[YOUR OBJECTIVE]
Copy the lines below word for word, leaving out the pictures.

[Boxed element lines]
####

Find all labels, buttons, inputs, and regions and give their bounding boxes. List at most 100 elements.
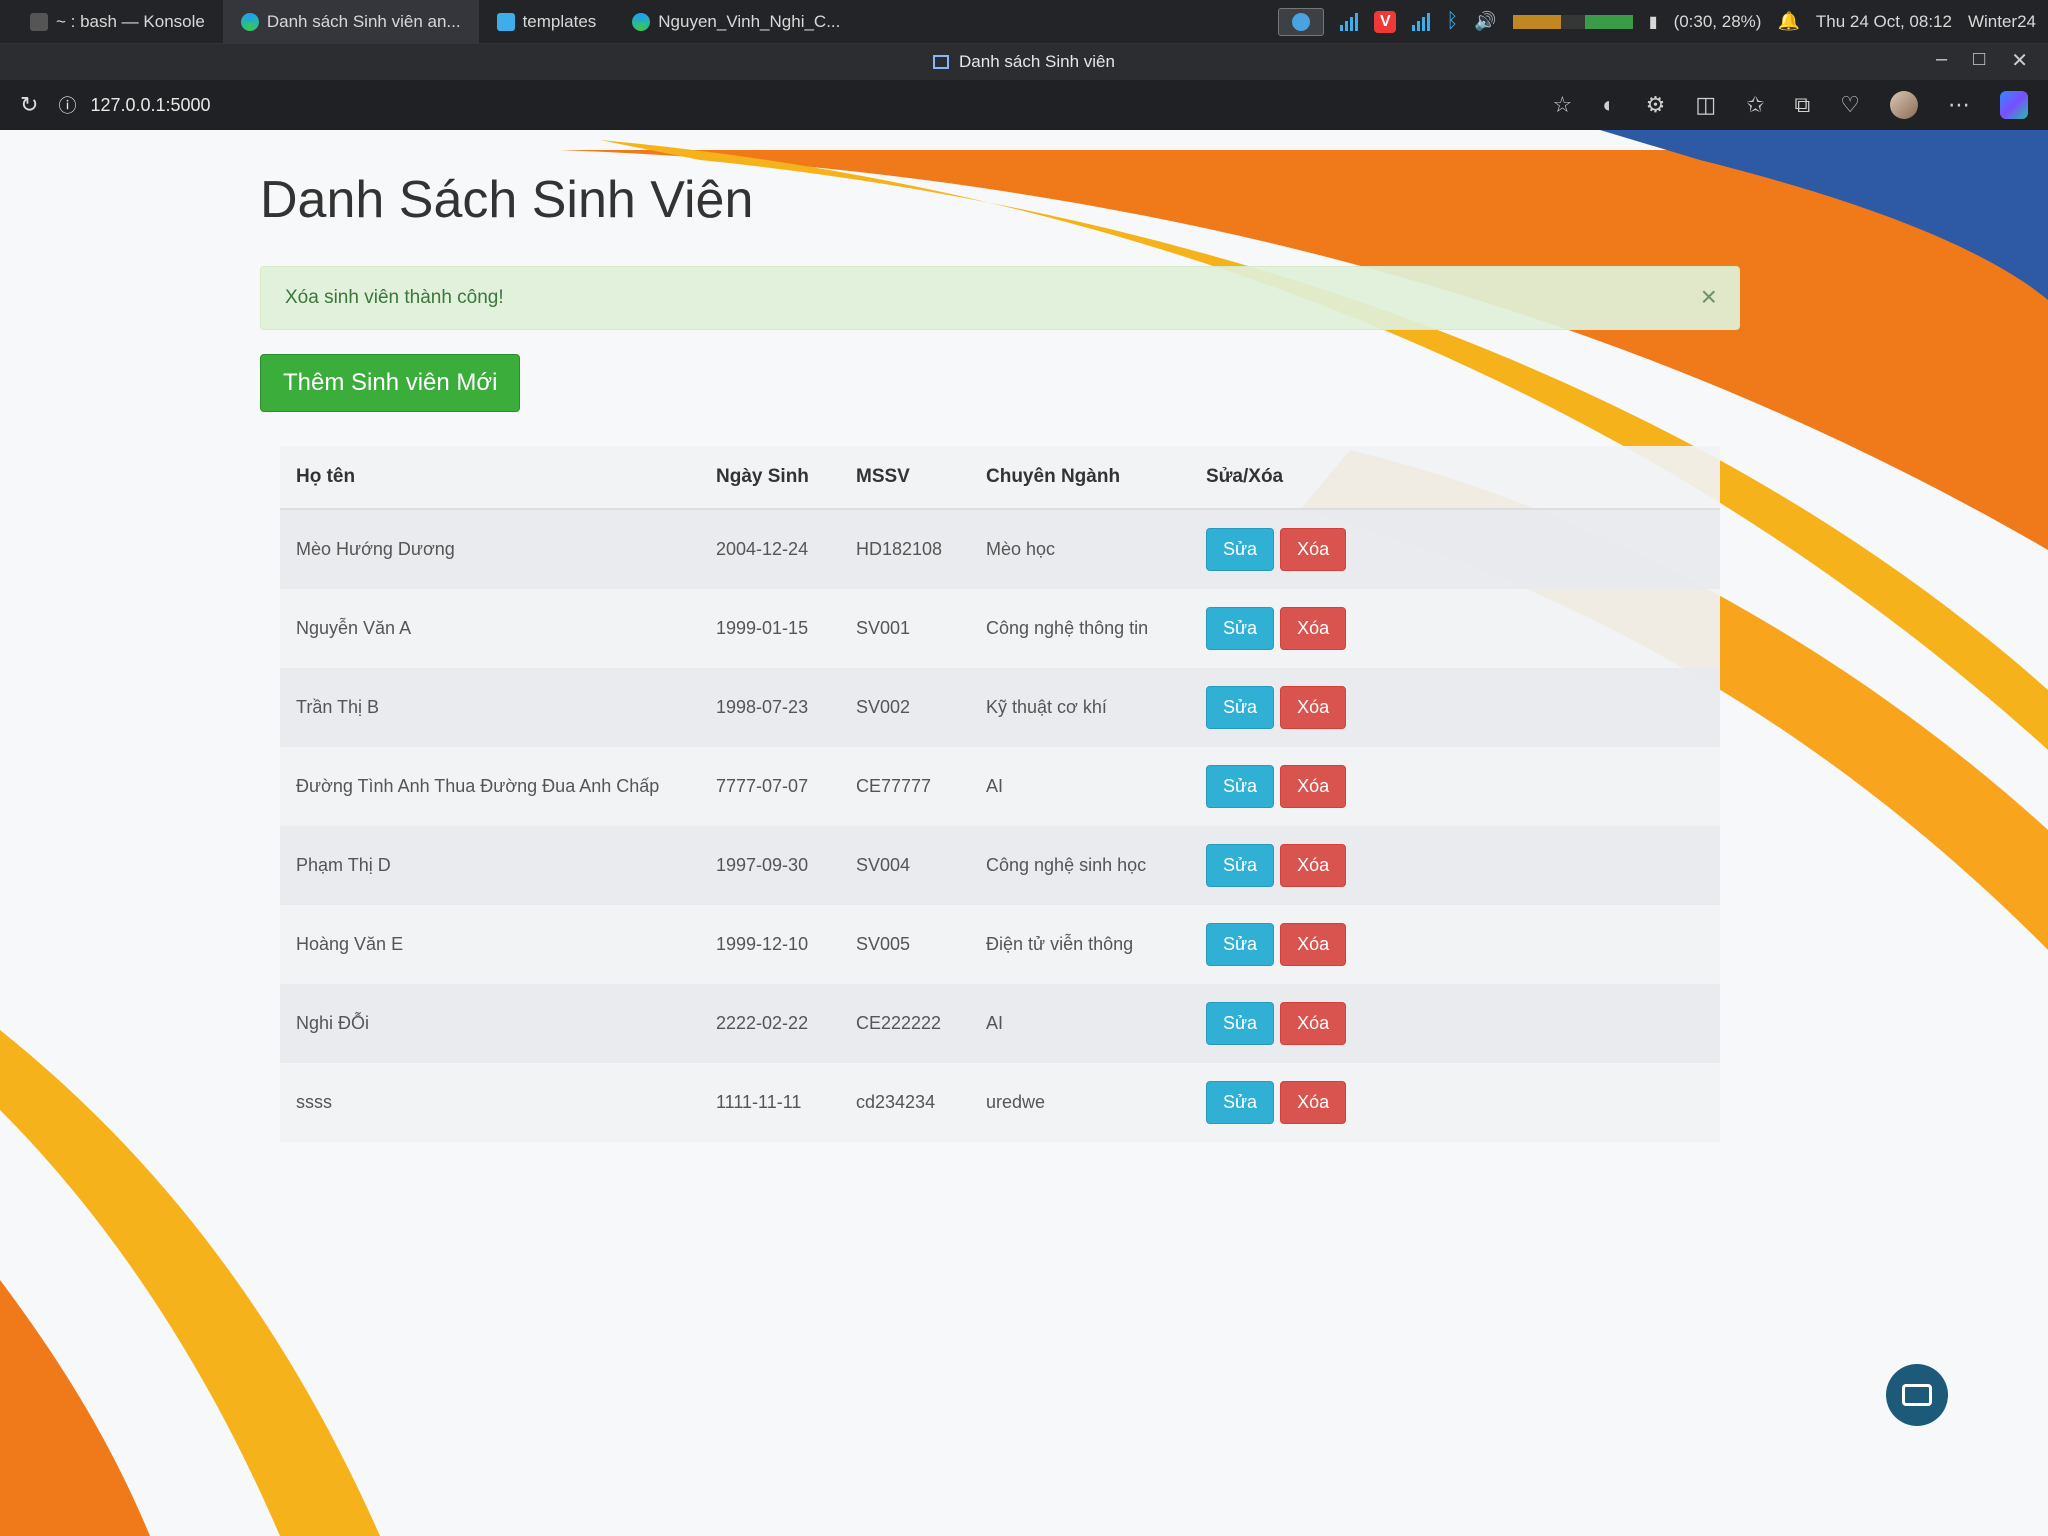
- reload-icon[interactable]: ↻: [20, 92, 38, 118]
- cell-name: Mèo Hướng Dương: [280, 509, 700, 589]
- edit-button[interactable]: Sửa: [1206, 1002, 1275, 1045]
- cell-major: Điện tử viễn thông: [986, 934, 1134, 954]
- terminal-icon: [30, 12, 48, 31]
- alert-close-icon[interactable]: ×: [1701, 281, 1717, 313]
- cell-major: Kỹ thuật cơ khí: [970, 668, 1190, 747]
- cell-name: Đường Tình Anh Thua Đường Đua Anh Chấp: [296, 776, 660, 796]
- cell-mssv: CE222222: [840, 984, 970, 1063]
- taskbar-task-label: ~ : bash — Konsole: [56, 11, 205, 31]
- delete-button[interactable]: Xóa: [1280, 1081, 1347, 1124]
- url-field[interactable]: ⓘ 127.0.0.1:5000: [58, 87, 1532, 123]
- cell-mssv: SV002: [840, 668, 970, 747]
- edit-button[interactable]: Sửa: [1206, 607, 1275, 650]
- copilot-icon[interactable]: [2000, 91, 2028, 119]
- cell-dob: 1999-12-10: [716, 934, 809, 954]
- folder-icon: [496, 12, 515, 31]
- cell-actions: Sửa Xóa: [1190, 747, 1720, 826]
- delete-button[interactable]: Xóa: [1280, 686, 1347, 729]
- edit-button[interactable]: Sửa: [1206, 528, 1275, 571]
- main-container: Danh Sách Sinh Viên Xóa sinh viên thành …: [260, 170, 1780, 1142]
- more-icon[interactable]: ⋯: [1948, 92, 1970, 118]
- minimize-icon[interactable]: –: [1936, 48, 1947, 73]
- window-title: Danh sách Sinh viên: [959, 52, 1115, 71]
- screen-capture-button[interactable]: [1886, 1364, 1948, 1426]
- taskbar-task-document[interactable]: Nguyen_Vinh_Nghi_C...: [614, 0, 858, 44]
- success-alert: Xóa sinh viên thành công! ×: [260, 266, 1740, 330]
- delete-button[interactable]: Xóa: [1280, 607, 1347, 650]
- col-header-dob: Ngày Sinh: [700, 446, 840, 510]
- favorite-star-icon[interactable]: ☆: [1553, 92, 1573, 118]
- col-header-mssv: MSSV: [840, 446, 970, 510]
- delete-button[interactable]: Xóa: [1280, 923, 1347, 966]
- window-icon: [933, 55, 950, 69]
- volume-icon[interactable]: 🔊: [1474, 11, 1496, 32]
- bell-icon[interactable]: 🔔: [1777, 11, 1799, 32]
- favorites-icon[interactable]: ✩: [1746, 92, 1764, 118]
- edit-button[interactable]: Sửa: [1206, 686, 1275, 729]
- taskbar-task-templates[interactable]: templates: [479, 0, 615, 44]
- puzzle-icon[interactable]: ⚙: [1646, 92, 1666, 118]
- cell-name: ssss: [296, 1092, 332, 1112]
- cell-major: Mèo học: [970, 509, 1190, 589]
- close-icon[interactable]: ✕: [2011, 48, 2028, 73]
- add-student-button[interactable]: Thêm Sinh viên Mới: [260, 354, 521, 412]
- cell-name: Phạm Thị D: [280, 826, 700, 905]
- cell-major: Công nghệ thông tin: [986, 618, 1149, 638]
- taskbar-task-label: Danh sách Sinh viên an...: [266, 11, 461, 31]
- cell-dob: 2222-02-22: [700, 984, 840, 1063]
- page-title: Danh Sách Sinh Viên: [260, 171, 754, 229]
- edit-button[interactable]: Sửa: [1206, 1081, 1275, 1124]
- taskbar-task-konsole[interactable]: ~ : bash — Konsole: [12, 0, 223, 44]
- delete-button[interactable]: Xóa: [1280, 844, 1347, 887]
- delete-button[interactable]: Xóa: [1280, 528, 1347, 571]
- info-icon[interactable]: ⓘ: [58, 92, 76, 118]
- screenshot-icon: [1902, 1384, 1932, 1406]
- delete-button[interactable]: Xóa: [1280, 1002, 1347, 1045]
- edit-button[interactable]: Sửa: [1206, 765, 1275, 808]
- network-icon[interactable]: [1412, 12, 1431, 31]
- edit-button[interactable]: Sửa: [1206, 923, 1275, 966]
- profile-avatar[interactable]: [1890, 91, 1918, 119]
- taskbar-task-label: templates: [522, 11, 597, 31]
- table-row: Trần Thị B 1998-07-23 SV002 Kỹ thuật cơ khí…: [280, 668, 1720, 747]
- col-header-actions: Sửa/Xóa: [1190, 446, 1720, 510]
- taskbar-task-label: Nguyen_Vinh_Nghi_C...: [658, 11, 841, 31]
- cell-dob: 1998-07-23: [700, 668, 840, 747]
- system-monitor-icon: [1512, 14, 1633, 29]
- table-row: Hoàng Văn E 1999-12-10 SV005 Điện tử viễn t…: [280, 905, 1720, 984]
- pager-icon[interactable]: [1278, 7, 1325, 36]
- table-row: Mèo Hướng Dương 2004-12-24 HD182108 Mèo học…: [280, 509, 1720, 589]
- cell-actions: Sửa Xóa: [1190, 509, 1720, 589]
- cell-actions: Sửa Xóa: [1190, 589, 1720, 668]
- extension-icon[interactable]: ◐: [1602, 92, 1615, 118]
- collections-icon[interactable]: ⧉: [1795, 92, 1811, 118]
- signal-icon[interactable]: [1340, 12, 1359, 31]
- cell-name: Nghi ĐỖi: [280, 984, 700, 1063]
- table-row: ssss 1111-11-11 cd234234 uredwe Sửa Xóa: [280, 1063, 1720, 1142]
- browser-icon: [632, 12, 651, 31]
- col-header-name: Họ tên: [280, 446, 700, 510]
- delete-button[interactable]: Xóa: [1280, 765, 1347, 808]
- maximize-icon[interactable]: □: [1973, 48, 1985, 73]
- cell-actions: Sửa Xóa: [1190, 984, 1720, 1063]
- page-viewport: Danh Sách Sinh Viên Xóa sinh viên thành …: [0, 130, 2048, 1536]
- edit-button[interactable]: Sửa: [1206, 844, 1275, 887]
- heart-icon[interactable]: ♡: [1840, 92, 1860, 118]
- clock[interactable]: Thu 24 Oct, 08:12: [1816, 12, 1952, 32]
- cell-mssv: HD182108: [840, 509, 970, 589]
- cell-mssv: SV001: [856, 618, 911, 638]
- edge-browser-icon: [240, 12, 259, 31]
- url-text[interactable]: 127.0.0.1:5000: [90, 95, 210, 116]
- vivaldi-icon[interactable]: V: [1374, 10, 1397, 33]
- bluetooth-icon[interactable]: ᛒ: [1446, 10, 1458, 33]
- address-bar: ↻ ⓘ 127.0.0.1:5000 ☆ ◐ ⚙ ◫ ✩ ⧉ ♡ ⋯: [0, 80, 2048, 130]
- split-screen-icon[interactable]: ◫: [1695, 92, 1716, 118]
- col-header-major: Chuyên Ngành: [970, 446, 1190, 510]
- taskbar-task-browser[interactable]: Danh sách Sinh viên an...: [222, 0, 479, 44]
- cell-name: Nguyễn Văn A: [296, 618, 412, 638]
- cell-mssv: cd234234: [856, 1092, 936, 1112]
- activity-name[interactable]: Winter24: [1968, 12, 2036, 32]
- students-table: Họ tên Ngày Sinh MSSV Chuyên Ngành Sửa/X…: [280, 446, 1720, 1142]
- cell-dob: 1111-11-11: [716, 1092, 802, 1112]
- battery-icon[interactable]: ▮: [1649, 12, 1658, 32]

####

[EXERCISE RESPONSE]
Find all labels, buttons, inputs, and regions and give their bounding boxes. List at most 100 elements.
- reload-icon[interactable]: ↻: [20, 92, 38, 118]
- cell-name: Mèo Hướng Dương: [280, 509, 700, 589]
- edit-button[interactable]: Sửa: [1206, 1002, 1275, 1045]
- cell-major: Điện tử viễn thông: [986, 934, 1134, 954]
- terminal-icon: [30, 12, 48, 31]
- alert-close-icon[interactable]: ×: [1701, 281, 1717, 313]
- cell-major: Kỹ thuật cơ khí: [970, 668, 1190, 747]
- cell-name: Đường Tình Anh Thua Đường Đua Anh Chấp: [296, 776, 660, 796]
- cell-mssv: CE222222: [840, 984, 970, 1063]
- taskbar-task-label: ~ : bash — Konsole: [56, 11, 205, 31]
- delete-button[interactable]: Xóa: [1280, 1081, 1347, 1124]
- url-field[interactable]: ⓘ 127.0.0.1:5000: [58, 87, 1532, 123]
- cell-mssv: SV002: [840, 668, 970, 747]
- edit-button[interactable]: Sửa: [1206, 607, 1275, 650]
- copilot-icon[interactable]: [2000, 91, 2028, 119]
- cell-dob: 1999-12-10: [716, 934, 809, 954]
- folder-icon: [496, 12, 515, 31]
- cell-actions: Sửa Xóa: [1190, 747, 1720, 826]
- delete-button[interactable]: Xóa: [1280, 686, 1347, 729]
- edit-button[interactable]: Sửa: [1206, 528, 1275, 571]
- main-container: Danh Sách Sinh Viên Xóa sinh viên thành …: [260, 170, 1780, 1142]
- more-icon[interactable]: ⋯: [1948, 92, 1970, 118]
- minimize-icon[interactable]: –: [1936, 48, 1947, 73]
- window-title: Danh sách Sinh viên: [959, 52, 1115, 71]
- screen-capture-button[interactable]: [1886, 1364, 1948, 1426]
- taskbar-task-document[interactable]: Nguyen_Vinh_Nghi_C...: [614, 0, 858, 44]
- success-alert: Xóa sinh viên thành công! ×: [260, 266, 1740, 330]
- delete-button[interactable]: Xóa: [1280, 607, 1347, 650]
- col-header-dob: Ngày Sinh: [700, 446, 840, 510]
- favorite-star-icon[interactable]: ☆: [1553, 92, 1573, 118]
- col-header-mssv: MSSV: [840, 446, 970, 510]
- delete-button[interactable]: Xóa: [1280, 923, 1347, 966]
- window-icon: [933, 55, 950, 69]
- volume-icon[interactable]: 🔊: [1474, 11, 1496, 32]
- bell-icon[interactable]: 🔔: [1777, 11, 1799, 32]
- favorites-icon[interactable]: ✩: [1746, 92, 1764, 118]
- edit-button[interactable]: Sửa: [1206, 686, 1275, 729]
- taskbar-task-templates[interactable]: templates: [479, 0, 615, 44]
- puzzle-icon[interactable]: ⚙: [1646, 92, 1666, 118]
- cell-name: ssss: [296, 1092, 332, 1112]
- cell-major: Mèo học: [970, 509, 1190, 589]
- close-icon[interactable]: ✕: [2011, 48, 2028, 73]
- add-student-button[interactable]: Thêm Sinh viên Mới: [260, 354, 521, 412]
- cell-name: Phạm Thị D: [280, 826, 700, 905]
- cell-major: Công nghệ thông tin: [986, 618, 1149, 638]
- taskbar-task-label: Danh sách Sinh viên an...: [266, 11, 461, 31]
- cell-dob: 2222-02-22: [700, 984, 840, 1063]
- page-title: Danh Sách Sinh Viên: [260, 171, 754, 229]
- edit-button[interactable]: Sửa: [1206, 1081, 1275, 1124]
- taskbar-task-konsole[interactable]: ~ : bash — Konsole: [12, 0, 223, 44]
- delete-button[interactable]: Xóa: [1280, 844, 1347, 887]
- delete-button[interactable]: Xóa: [1280, 528, 1347, 571]
- info-icon[interactable]: ⓘ: [58, 92, 76, 118]
- screenshot-icon: [1902, 1384, 1932, 1406]
- delete-button[interactable]: Xóa: [1280, 1002, 1347, 1045]
- edit-button[interactable]: Sửa: [1206, 765, 1275, 808]
- network-icon[interactable]: [1412, 12, 1431, 31]
- edit-button[interactable]: Sửa: [1206, 923, 1275, 966]
- profile-avatar[interactable]: [1890, 91, 1918, 119]
- taskbar-task-label: templates: [522, 11, 597, 31]
- table-row: Trần Thị B 1998-07-23 SV002 Kỹ thuật cơ khí…: [280, 668, 1720, 747]
- col-header-actions: Sửa/Xóa: [1190, 446, 1720, 510]
- taskbar-task-label: Nguyen_Vinh_Nghi_C...: [658, 11, 841, 31]
- cell-dob: 1998-07-23: [700, 668, 840, 747]
- system-monitor-icon: [1512, 14, 1633, 29]
- table-row: Hoàng Văn E 1999-12-10 SV005 Điện tử viễn t…: [280, 905, 1720, 984]
- pager-icon[interactable]: [1278, 7, 1325, 36]
- table-row: Mèo Hướng Dương 2004-12-24 HD182108 Mèo học…: [280, 509, 1720, 589]
- cell-actions: Sửa Xóa: [1190, 509, 1720, 589]
- cell-actions: Sửa Xóa: [1190, 589, 1720, 668]
- extension-icon[interactable]: ◐: [1602, 92, 1615, 118]
- collections-icon[interactable]: ⧉: [1795, 92, 1811, 118]
- signal-icon[interactable]: [1340, 12, 1359, 31]
- cell-name: Nghi ĐỖi: [280, 984, 700, 1063]
- table-row: ssss 1111-11-11 cd234234 uredwe Sửa Xóa: [280, 1063, 1720, 1142]
- browser-icon: [632, 12, 651, 31]
- col-header-name: Họ tên: [280, 446, 700, 510]
- delete-button[interactable]: Xóa: [1280, 765, 1347, 808]
- maximize-icon[interactable]: □: [1973, 48, 1985, 73]
- cell-actions: Sửa Xóa: [1190, 984, 1720, 1063]
- page-viewport: Danh Sách Sinh Viên Xóa sinh viên thành …: [0, 130, 2048, 1536]
- edit-button[interactable]: Sửa: [1206, 844, 1275, 887]
- heart-icon[interactable]: ♡: [1840, 92, 1860, 118]
- clock[interactable]: Thu 24 Oct, 08:12: [1816, 12, 1952, 32]
- cell-mssv: HD182108: [840, 509, 970, 589]
- cell-mssv: SV001: [856, 618, 911, 638]
- edge-browser-icon: [240, 12, 259, 31]
- url-text[interactable]: 127.0.0.1:5000: [90, 95, 210, 116]
- vivaldi-icon[interactable]: V: [1374, 10, 1397, 33]
- bluetooth-icon[interactable]: ᛒ: [1446, 10, 1458, 33]
- address-bar: ↻ ⓘ 127.0.0.1:5000 ☆ ◐ ⚙ ◫ ✩ ⧉ ♡ ⋯: [0, 80, 2048, 130]
- split-screen-icon[interactable]: ◫: [1695, 92, 1716, 118]
- col-header-major: Chuyên Ngành: [970, 446, 1190, 510]
- taskbar-task-browser[interactable]: Danh sách Sinh viên an...: [222, 0, 479, 44]
- cell-name: Nguyễn Văn A: [296, 618, 412, 638]
- cell-mssv: cd234234: [856, 1092, 936, 1112]
- activity-name[interactable]: Winter24: [1968, 12, 2036, 32]
- students-table: Họ tên Ngày Sinh MSSV Chuyên Ngành Sửa/X…: [280, 446, 1720, 1142]
- cell-dob: 1111-11-11: [716, 1092, 802, 1112]
- battery-icon[interactable]: ▮: [1649, 12, 1658, 32]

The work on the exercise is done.